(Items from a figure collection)

-------------------------

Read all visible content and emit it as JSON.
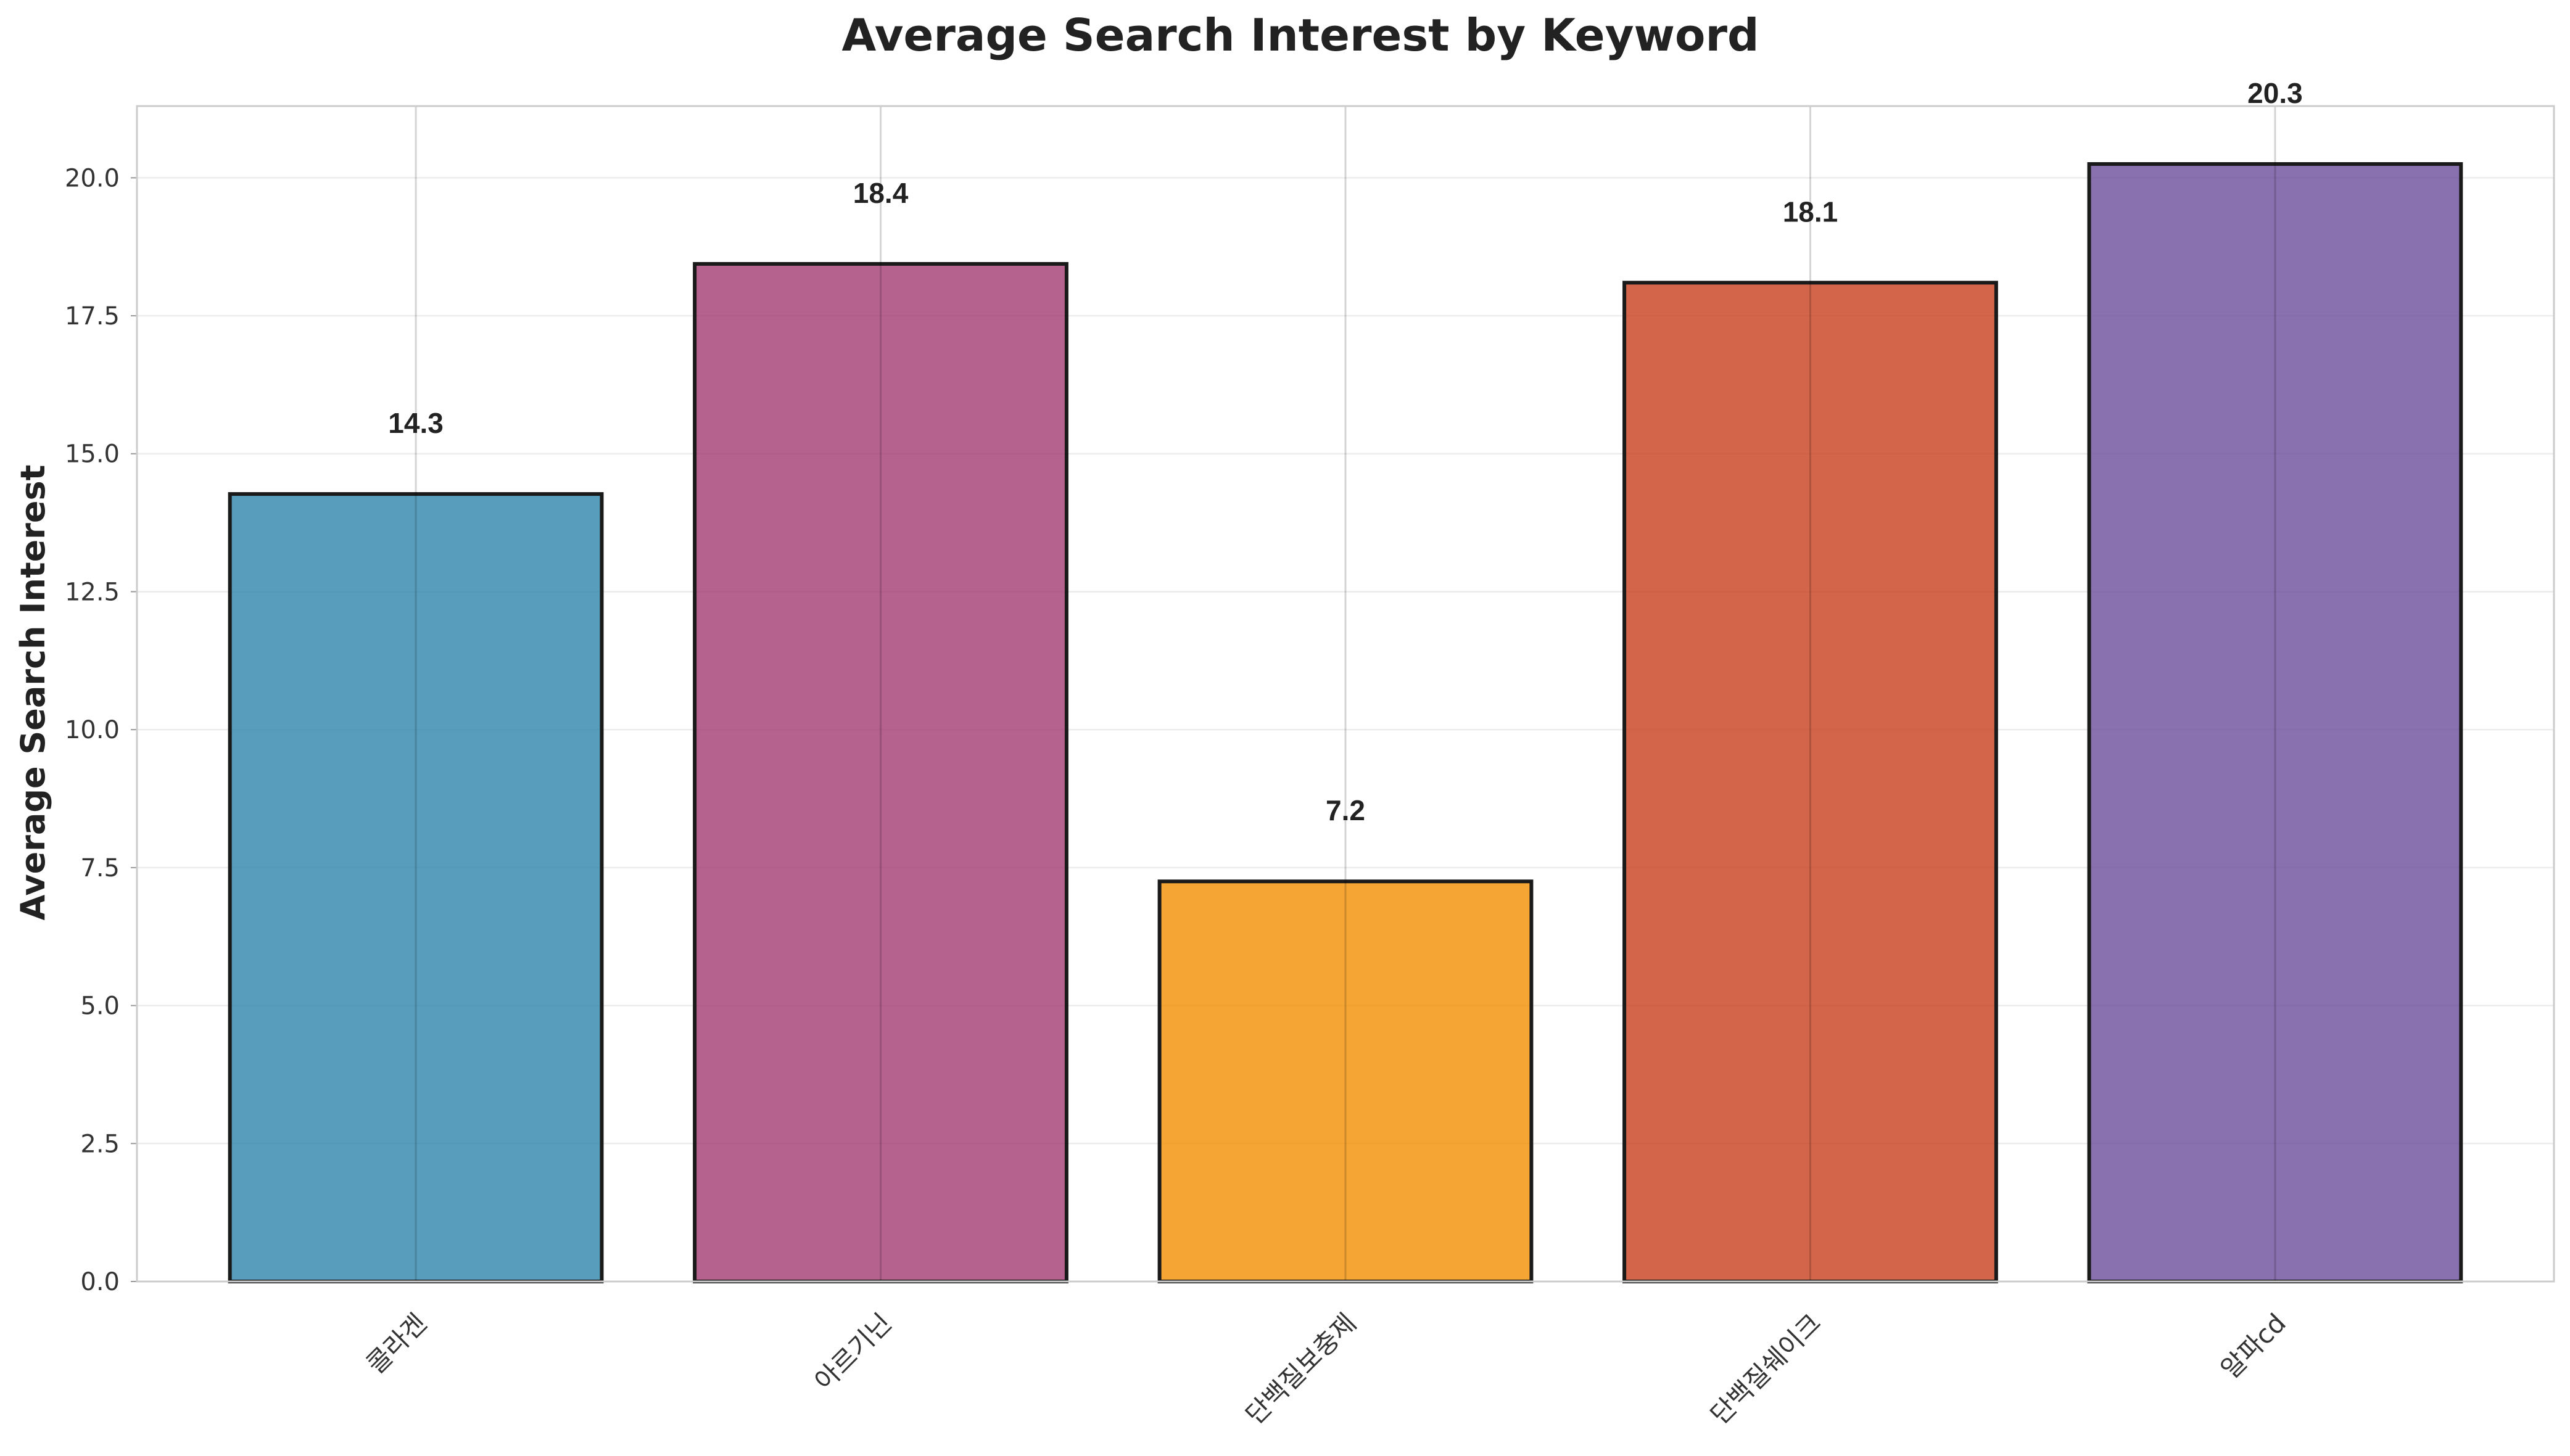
{
  "chart_data": {
    "type": "bar",
    "title": "Average Search Interest by Keyword",
    "xlabel": "",
    "ylabel": "Average Search Interest",
    "categories": [
      "콜라겐",
      "아르기닌",
      "단백질보충제",
      "단백질쉐이크",
      "알파cd"
    ],
    "values": [
      14.27,
      18.44,
      7.25,
      18.1,
      20.25
    ],
    "value_labels": [
      "14.3",
      "18.4",
      "7.2",
      "18.1",
      "20.3"
    ],
    "colors": [
      "#2E86AB",
      "#A23B72",
      "#F18F01",
      "#C73E1D",
      "#6B4C9A"
    ],
    "ylim": [
      0,
      21.3
    ],
    "yticks": [
      "0.0",
      "2.5",
      "5.0",
      "7.5",
      "10.0",
      "12.5",
      "15.0",
      "17.5",
      "20.0"
    ],
    "ytick_values": [
      0,
      2.5,
      5,
      7.5,
      10,
      12.5,
      15,
      17.5,
      20
    ],
    "grid": true,
    "legend": "none"
  }
}
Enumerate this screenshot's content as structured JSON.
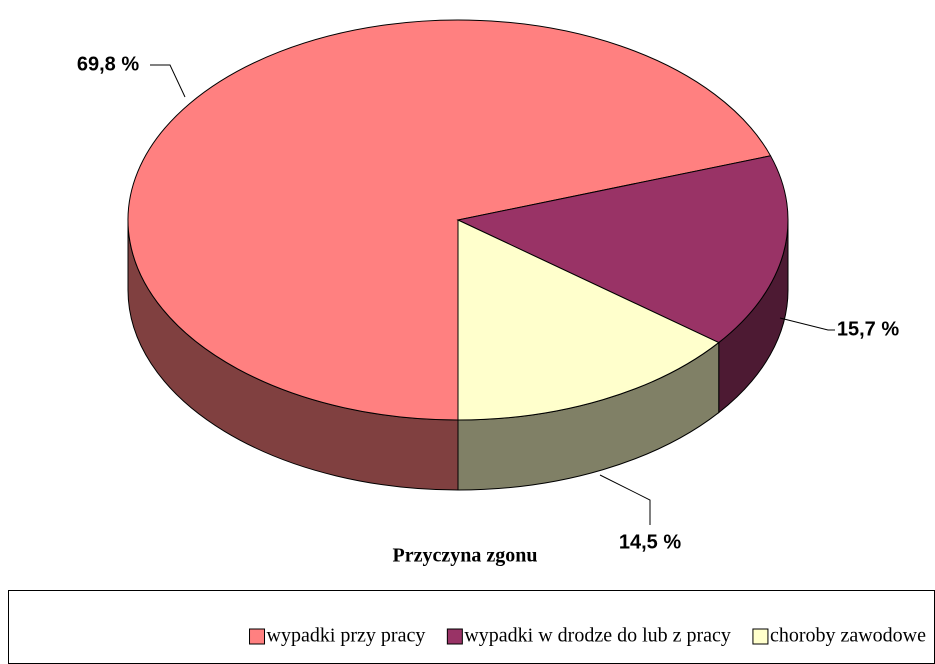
{
  "chart_data": {
    "type": "pie3d",
    "title": "Przyczyna zgonu",
    "categories": [
      "wypadki przy pracy",
      "wypadki w drodze do lub z pracy",
      "choroby zawodowe"
    ],
    "values": [
      69.8,
      15.7,
      14.5
    ],
    "value_labels": [
      "69,8 %",
      "15,7 %",
      "14,5 %"
    ],
    "colors": [
      "#ff8080",
      "#993366",
      "#ffffcc"
    ],
    "legend": "bottom"
  }
}
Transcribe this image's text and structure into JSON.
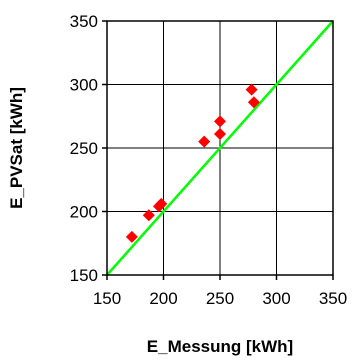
{
  "chart_data": {
    "type": "scatter",
    "xlabel": "E_Messung [kWh]",
    "ylabel": "E_PVSat [kWh]",
    "xlim": [
      150,
      350
    ],
    "ylim": [
      150,
      350
    ],
    "xticks": [
      150,
      200,
      250,
      300,
      350
    ],
    "yticks": [
      150,
      200,
      250,
      300,
      350
    ],
    "grid": true,
    "series": [
      {
        "marker": "diamond",
        "color": "#ff0000",
        "points": [
          {
            "x": 172,
            "y": 180
          },
          {
            "x": 187,
            "y": 197
          },
          {
            "x": 196,
            "y": 204
          },
          {
            "x": 198,
            "y": 206
          },
          {
            "x": 236,
            "y": 255
          },
          {
            "x": 250,
            "y": 261
          },
          {
            "x": 250,
            "y": 271
          },
          {
            "x": 278,
            "y": 296
          },
          {
            "x": 280,
            "y": 286
          }
        ]
      },
      {
        "type": "line",
        "color": "#00ff00",
        "points": [
          {
            "x": 150,
            "y": 150
          },
          {
            "x": 350,
            "y": 350
          }
        ]
      }
    ]
  }
}
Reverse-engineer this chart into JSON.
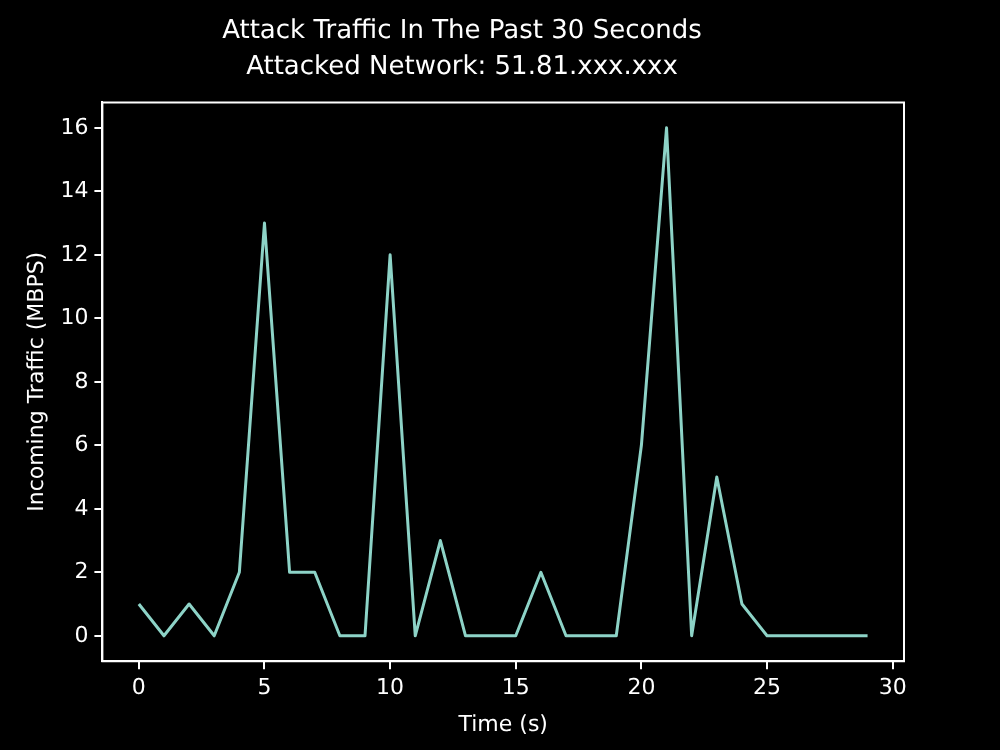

-------------------------

-- What this task involves --
Show all lines from the records above where the word "type" occurs.

-- Written response --
    "type": "bar",
    "type": "pie3d",
    "type": "scatter",
        "type": "line",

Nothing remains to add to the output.